▶ [Exercise objective] Write out each line beneath this one exactly as it reads.

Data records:
···

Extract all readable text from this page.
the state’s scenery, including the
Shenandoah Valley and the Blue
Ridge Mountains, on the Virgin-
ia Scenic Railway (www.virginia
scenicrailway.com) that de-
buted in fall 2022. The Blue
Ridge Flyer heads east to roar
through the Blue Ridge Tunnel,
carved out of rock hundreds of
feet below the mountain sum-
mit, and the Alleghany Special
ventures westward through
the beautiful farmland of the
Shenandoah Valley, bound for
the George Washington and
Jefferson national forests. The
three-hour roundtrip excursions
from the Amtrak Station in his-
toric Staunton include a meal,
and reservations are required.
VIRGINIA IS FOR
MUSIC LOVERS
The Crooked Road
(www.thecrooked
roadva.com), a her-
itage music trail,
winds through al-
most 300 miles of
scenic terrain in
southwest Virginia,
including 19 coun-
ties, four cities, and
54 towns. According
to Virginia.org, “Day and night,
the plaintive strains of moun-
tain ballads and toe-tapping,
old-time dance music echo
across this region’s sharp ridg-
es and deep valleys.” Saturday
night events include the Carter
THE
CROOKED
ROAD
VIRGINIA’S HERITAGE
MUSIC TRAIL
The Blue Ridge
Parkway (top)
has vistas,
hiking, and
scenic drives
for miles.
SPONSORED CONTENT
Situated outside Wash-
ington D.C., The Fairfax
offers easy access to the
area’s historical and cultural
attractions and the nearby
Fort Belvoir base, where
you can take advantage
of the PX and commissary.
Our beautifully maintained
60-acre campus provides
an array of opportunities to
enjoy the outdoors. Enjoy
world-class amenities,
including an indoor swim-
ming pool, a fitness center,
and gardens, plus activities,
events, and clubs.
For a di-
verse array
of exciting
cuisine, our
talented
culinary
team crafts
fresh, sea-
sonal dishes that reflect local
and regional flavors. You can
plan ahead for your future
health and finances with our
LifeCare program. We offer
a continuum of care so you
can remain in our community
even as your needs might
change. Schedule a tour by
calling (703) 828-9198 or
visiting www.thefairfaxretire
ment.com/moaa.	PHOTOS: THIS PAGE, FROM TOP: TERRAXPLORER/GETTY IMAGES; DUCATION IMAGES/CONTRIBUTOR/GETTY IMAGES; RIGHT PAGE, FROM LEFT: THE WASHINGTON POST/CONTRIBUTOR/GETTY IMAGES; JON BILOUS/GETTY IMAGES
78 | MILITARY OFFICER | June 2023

···

▶ [Solution below]
Extract all readable text from this page.
the state’s scenery, including the
Shenandoah Valley and the Blue
Ridge Mountains, on the Virgin-
ia Scenic Railway (www.virginia
scenicrailway.com) that de-
buted in fall 2022. The Blue
Ridge Flyer heads east to roar
through the Blue Ridge Tunnel,
carved out of rock hundreds of
feet below the mountain sum-
mit, and the Alleghany Special
ventures westward through
the beautiful farmland of the
Shenandoah Valley, bound for
the George Washington and
Jefferson national forests. The
three-hour roundtrip excursions
from the Amtrak Station in his-
toric Staunton include a meal,
and reservations are required.
VIRGINIA IS FOR
MUSIC LOVERS
The Crooked Road
(www.thecrooked
roadva.com), a her-
itage music trail,
winds through al-
most 300 miles of
scenic terrain in
southwest Virginia,
including 19 coun-
ties, four cities, and
54 towns. According
to Virginia.org, “Day and night,
the plaintive strains of moun-
tain ballads and toe-tapping,
old-time dance music echo
across this region’s sharp ridg-
es and deep valleys.” Saturday
night events include the Carter
THE
CROOKED
ROAD
VIRGINIA’S HERITAGE
MUSIC TRAIL
The Blue Ridge
Parkway (top)
has vistas,
hiking, and
scenic drives
for miles.
SPONSORED CONTENT
Situated outside Wash-
ington D.C., The Fairfax
offers easy access to the
area’s historical and cultural
attractions and the nearby
Fort Belvoir base, where
you can take advantage
of the PX and commissary.
Our beautifully maintained
60-acre campus provides
an array of opportunities to
enjoy the outdoors. Enjoy
world-class amenities,
including an indoor swim-
ming pool, a fitness center,
and gardens, plus activities,
events, and clubs.
For a di-
verse array
of exciting
cuisine, our
talented
culinary
team crafts
fresh, sea-
sonal dishes that reflect local
and regional flavors. You can
plan ahead for your future
health and finances with our
LifeCare program. We offer
a continuum of care so you
can remain in our community
even as your needs might
change. Schedule a tour by
calling (703) 828-9198 or
visiting www.thefairfaxretire
ment.com/moaa.	PHOTOS: THIS PAGE, FROM TOP: TERRAXPLORER/GETTY IMAGES; DUCATION IMAGES/CONTRIBUTOR/GETTY IMAGES; RIGHT PAGE, FROM LEFT: THE WASHINGTON POST/CONTRIBUTOR/GETTY IMAGES; JON BILOUS/GETTY IMAGES
78 | MILITARY OFFICER | June 2023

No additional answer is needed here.